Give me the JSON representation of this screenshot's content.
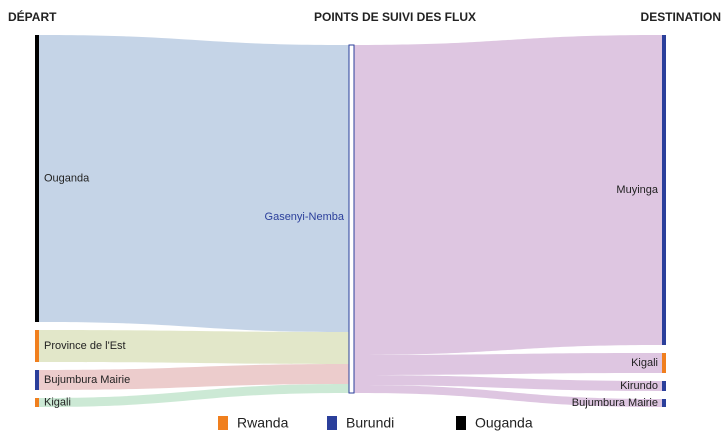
{
  "chart_data": {
    "type": "sankey",
    "column_titles": [
      "DÉPART",
      "POINTS DE SUIVI DES FLUX",
      "DESTINATION"
    ],
    "nodes": [
      {
        "name": "Ouganda",
        "column": 0,
        "group": "Ouganda"
      },
      {
        "name": "Province de l'Est",
        "column": 0,
        "group": "Rwanda"
      },
      {
        "name": "Bujumbura Mairie",
        "column": 0,
        "group": "Burundi"
      },
      {
        "name": "Kigali",
        "column": 0,
        "group": "Rwanda"
      },
      {
        "name": "Gasenyi-Nemba",
        "column": 1,
        "group": "Burundi"
      },
      {
        "name": "Muyinga",
        "column": 2,
        "group": "Burundi"
      },
      {
        "name": "Kigali",
        "column": 2,
        "group": "Rwanda"
      },
      {
        "name": "Kirundo",
        "column": 2,
        "group": "Burundi"
      },
      {
        "name": "Bujumbura Mairie",
        "column": 2,
        "group": "Burundi"
      }
    ],
    "links": [
      {
        "source": 0,
        "target": 4,
        "value": 287,
        "color": "#c2d2e6"
      },
      {
        "source": 1,
        "target": 4,
        "value": 32,
        "color": "#e0e6c6"
      },
      {
        "source": 2,
        "target": 4,
        "value": 20,
        "color": "#ebc9c9"
      },
      {
        "source": 3,
        "target": 4,
        "value": 9,
        "color": "#c9e8d3"
      },
      {
        "source": 4,
        "target": 5,
        "value": 310,
        "color": "#dcc3df"
      },
      {
        "source": 4,
        "target": 6,
        "value": 20,
        "color": "#dcc3df"
      },
      {
        "source": 4,
        "target": 7,
        "value": 10,
        "color": "#dcc3df"
      },
      {
        "source": 4,
        "target": 8,
        "value": 8,
        "color": "#dcc3df"
      }
    ],
    "legend": [
      {
        "name": "Rwanda",
        "color": "#f07f1e"
      },
      {
        "name": "Burundi",
        "color": "#2b3f9b"
      },
      {
        "name": "Ouganda",
        "color": "#000000"
      }
    ]
  }
}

## Exercise aim:
Reproduce the listing exactly. Leave its pictures out.

## Exercise answer:
Give me the JSON representation of this screenshot's content.
{
  "chart_data": {
    "type": "sankey",
    "column_titles": [
      "DÉPART",
      "POINTS DE SUIVI DES FLUX",
      "DESTINATION"
    ],
    "nodes": [
      {
        "name": "Ouganda",
        "column": 0,
        "group": "Ouganda"
      },
      {
        "name": "Province de l'Est",
        "column": 0,
        "group": "Rwanda"
      },
      {
        "name": "Bujumbura Mairie",
        "column": 0,
        "group": "Burundi"
      },
      {
        "name": "Kigali",
        "column": 0,
        "group": "Rwanda"
      },
      {
        "name": "Gasenyi-Nemba",
        "column": 1,
        "group": "Burundi"
      },
      {
        "name": "Muyinga",
        "column": 2,
        "group": "Burundi"
      },
      {
        "name": "Kigali",
        "column": 2,
        "group": "Rwanda"
      },
      {
        "name": "Kirundo",
        "column": 2,
        "group": "Burundi"
      },
      {
        "name": "Bujumbura Mairie",
        "column": 2,
        "group": "Burundi"
      }
    ],
    "links": [
      {
        "source": 0,
        "target": 4,
        "value": 287,
        "color": "#c2d2e6"
      },
      {
        "source": 1,
        "target": 4,
        "value": 32,
        "color": "#e0e6c6"
      },
      {
        "source": 2,
        "target": 4,
        "value": 20,
        "color": "#ebc9c9"
      },
      {
        "source": 3,
        "target": 4,
        "value": 9,
        "color": "#c9e8d3"
      },
      {
        "source": 4,
        "target": 5,
        "value": 310,
        "color": "#dcc3df"
      },
      {
        "source": 4,
        "target": 6,
        "value": 20,
        "color": "#dcc3df"
      },
      {
        "source": 4,
        "target": 7,
        "value": 10,
        "color": "#dcc3df"
      },
      {
        "source": 4,
        "target": 8,
        "value": 8,
        "color": "#dcc3df"
      }
    ],
    "legend": [
      {
        "name": "Rwanda",
        "color": "#f07f1e"
      },
      {
        "name": "Burundi",
        "color": "#2b3f9b"
      },
      {
        "name": "Ouganda",
        "color": "#000000"
      }
    ]
  }
}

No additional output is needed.